- _Instructions for the task_
Copy out each line that mentions the word "have".

▼▼▼

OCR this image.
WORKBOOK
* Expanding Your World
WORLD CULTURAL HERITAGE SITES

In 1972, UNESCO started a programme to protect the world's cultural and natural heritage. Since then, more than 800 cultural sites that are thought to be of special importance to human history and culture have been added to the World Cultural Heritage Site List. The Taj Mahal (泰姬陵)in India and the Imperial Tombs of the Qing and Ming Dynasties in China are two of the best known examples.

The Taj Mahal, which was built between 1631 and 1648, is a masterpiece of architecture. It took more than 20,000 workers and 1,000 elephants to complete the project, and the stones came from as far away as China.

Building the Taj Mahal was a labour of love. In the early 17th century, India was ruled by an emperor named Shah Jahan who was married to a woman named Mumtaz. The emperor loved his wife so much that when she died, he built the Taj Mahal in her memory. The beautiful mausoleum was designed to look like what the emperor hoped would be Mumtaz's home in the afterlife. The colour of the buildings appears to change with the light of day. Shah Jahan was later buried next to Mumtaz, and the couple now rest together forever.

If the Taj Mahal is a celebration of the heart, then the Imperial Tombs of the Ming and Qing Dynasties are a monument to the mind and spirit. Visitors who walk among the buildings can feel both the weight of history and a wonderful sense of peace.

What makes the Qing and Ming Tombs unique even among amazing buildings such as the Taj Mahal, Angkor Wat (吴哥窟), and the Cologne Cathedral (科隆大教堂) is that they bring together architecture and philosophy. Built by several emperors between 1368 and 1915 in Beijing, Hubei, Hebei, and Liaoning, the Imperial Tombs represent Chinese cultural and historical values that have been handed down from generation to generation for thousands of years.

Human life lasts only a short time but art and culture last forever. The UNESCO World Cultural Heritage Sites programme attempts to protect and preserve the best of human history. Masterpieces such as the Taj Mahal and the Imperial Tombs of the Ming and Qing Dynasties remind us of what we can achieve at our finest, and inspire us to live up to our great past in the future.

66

▲▲▲

- _Output of the task_
In 1972, UNESCO started a programme to protect the world's cultural and natural heritage. Since then, more than 800 cultural sites that are thought to be of special importance to human history and culture have been added to the World Cultural Heritage Site List. The Taj Mahal (泰姬陵)in India and the Imperial Tombs of the Qing and Ming Dynasties in China are two of the best known examples.
What makes the Qing and Ming Tombs unique even among amazing buildings such as the Taj Mahal, Angkor Wat (吴哥窟), and the Cologne Cathedral (科隆大教堂) is that they bring together architecture and philosophy. Built by several emperors between 1368 and 1915 in Beijing, Hubei, Hebei, and Liaoning, the Imperial Tombs represent Chinese cultural and historical values that have been handed down from generation to generation for thousands of years.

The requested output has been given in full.